→ What you should do: Print the data that follows exactly.

(Dataset excerpt)
◇ ◇ ◇ ◇ ◇

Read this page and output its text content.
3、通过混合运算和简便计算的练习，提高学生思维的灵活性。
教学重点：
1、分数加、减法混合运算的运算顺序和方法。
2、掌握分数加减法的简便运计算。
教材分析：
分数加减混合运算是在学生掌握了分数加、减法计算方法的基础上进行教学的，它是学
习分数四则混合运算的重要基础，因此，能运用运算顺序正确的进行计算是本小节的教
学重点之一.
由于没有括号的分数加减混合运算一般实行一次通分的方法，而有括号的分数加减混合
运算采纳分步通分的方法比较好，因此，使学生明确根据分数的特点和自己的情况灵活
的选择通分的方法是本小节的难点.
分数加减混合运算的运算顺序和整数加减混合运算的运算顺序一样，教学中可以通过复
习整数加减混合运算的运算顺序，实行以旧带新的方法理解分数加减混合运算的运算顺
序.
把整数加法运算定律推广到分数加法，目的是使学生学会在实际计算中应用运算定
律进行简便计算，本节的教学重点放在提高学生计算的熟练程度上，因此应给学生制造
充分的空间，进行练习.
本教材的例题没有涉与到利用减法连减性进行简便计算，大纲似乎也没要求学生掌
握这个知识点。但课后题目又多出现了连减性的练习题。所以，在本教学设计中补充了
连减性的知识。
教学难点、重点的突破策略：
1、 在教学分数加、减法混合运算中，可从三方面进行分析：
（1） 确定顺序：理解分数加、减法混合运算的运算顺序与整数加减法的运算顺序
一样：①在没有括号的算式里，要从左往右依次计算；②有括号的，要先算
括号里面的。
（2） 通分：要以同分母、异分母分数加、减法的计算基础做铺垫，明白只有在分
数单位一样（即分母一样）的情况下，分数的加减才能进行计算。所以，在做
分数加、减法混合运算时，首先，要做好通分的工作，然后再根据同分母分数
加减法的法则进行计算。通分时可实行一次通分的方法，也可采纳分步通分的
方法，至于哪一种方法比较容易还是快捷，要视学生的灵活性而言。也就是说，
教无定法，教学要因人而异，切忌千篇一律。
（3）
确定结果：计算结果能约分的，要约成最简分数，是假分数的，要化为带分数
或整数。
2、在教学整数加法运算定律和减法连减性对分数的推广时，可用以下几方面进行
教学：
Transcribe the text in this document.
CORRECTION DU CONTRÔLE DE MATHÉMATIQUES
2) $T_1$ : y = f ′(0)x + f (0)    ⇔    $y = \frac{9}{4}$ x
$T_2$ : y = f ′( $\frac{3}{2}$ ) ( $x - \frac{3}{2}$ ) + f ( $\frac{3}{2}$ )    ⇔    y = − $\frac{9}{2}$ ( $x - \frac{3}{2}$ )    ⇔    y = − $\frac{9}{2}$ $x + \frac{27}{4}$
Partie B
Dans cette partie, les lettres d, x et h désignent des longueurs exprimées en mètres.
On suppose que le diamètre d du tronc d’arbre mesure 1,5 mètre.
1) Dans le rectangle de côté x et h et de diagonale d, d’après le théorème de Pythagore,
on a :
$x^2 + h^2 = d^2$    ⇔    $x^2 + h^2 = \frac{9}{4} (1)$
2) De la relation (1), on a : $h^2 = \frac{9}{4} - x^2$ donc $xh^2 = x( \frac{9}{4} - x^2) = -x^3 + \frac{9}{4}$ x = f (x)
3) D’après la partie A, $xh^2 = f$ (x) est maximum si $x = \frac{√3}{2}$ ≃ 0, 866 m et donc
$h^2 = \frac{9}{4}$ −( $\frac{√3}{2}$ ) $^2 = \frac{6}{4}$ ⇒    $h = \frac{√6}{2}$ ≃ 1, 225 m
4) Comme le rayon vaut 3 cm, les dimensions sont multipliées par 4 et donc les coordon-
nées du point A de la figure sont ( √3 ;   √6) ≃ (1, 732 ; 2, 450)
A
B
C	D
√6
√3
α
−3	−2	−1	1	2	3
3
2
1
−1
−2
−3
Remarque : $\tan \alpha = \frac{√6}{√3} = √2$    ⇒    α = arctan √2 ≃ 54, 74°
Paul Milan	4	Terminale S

◇ ◇ ◇ ◇ ◇

→ Answer for this exercise:
Read this page and output its text content.
3、通过混合运算和简便计算的练习，提高学生思维的灵活性。
教学重点：
1、分数加、减法混合运算的运算顺序和方法。
2、掌握分数加减法的简便运计算。
教材分析：
分数加减混合运算是在学生掌握了分数加、减法计算方法的基础上进行教学的，它是学
习分数四则混合运算的重要基础，因此，能运用运算顺序正确的进行计算是本小节的教
学重点之一.
由于没有括号的分数加减混合运算一般实行一次通分的方法，而有括号的分数加减混合
运算采纳分步通分的方法比较好，因此，使学生明确根据分数的特点和自己的情况灵活
的选择通分的方法是本小节的难点.
分数加减混合运算的运算顺序和整数加减混合运算的运算顺序一样，教学中可以通过复
习整数加减混合运算的运算顺序，实行以旧带新的方法理解分数加减混合运算的运算顺
序.
把整数加法运算定律推广到分数加法，目的是使学生学会在实际计算中应用运算定
律进行简便计算，本节的教学重点放在提高学生计算的熟练程度上，因此应给学生制造
充分的空间，进行练习.
本教材的例题没有涉与到利用减法连减性进行简便计算，大纲似乎也没要求学生掌
握这个知识点。但课后题目又多出现了连减性的练习题。所以，在本教学设计中补充了
连减性的知识。
教学难点、重点的突破策略：
1、 在教学分数加、减法混合运算中，可从三方面进行分析：
（1） 确定顺序：理解分数加、减法混合运算的运算顺序与整数加减法的运算顺序
一样：①在没有括号的算式里，要从左往右依次计算；②有括号的，要先算
括号里面的。
（2） 通分：要以同分母、异分母分数加、减法的计算基础做铺垫，明白只有在分
数单位一样（即分母一样）的情况下，分数的加减才能进行计算。所以，在做
分数加、减法混合运算时，首先，要做好通分的工作，然后再根据同分母分数
加减法的法则进行计算。通分时可实行一次通分的方法，也可采纳分步通分的
方法，至于哪一种方法比较容易还是快捷，要视学生的灵活性而言。也就是说，
教无定法，教学要因人而异，切忌千篇一律。
（3）
确定结果：计算结果能约分的，要约成最简分数，是假分数的，要化为带分数
或整数。
2、在教学整数加法运算定律和减法连减性对分数的推广时，可用以下几方面进行
教学：
Transcribe the text in this document.
CORRECTION DU CONTRÔLE DE MATHÉMATIQUES
2) $T_1$ : y = f ′(0)x + f (0)    ⇔    $y = \frac{9}{4}$ x
$T_2$ : y = f ′( $\frac{3}{2}$ ) ( $x - \frac{3}{2}$ ) + f ( $\frac{3}{2}$ )    ⇔    y = − $\frac{9}{2}$ ( $x - \frac{3}{2}$ )    ⇔    y = − $\frac{9}{2}$ $x + \frac{27}{4}$
Partie B
Dans cette partie, les lettres d, x et h désignent des longueurs exprimées en mètres.
On suppose que le diamètre d du tronc d’arbre mesure 1,5 mètre.
1) Dans le rectangle de côté x et h et de diagonale d, d’après le théorème de Pythagore,
on a :
$x^2 + h^2 = d^2$    ⇔    $x^2 + h^2 = \frac{9}{4} (1)$
2) De la relation (1), on a : $h^2 = \frac{9}{4} - x^2$ donc $xh^2 = x( \frac{9}{4} - x^2) = -x^3 + \frac{9}{4}$ x = f (x)
3) D’après la partie A, $xh^2 = f$ (x) est maximum si $x = \frac{√3}{2}$ ≃ 0, 866 m et donc
$h^2 = \frac{9}{4}$ −( $\frac{√3}{2}$ ) $^2 = \frac{6}{4}$ ⇒    $h = \frac{√6}{2}$ ≃ 1, 225 m
4) Comme le rayon vaut 3 cm, les dimensions sont multipliées par 4 et donc les coordon-
nées du point A de la figure sont ( √3 ;   √6) ≃ (1, 732 ; 2, 450)
A
B
C	D
√6
√3
α
−3	−2	−1	1	2	3
3
2
1
−1
−2
−3
Remarque : $\tan \alpha = \frac{√6}{√3} = √2$    ⇒    α = arctan √2 ≃ 54, 74°
Paul Milan	4	Terminale S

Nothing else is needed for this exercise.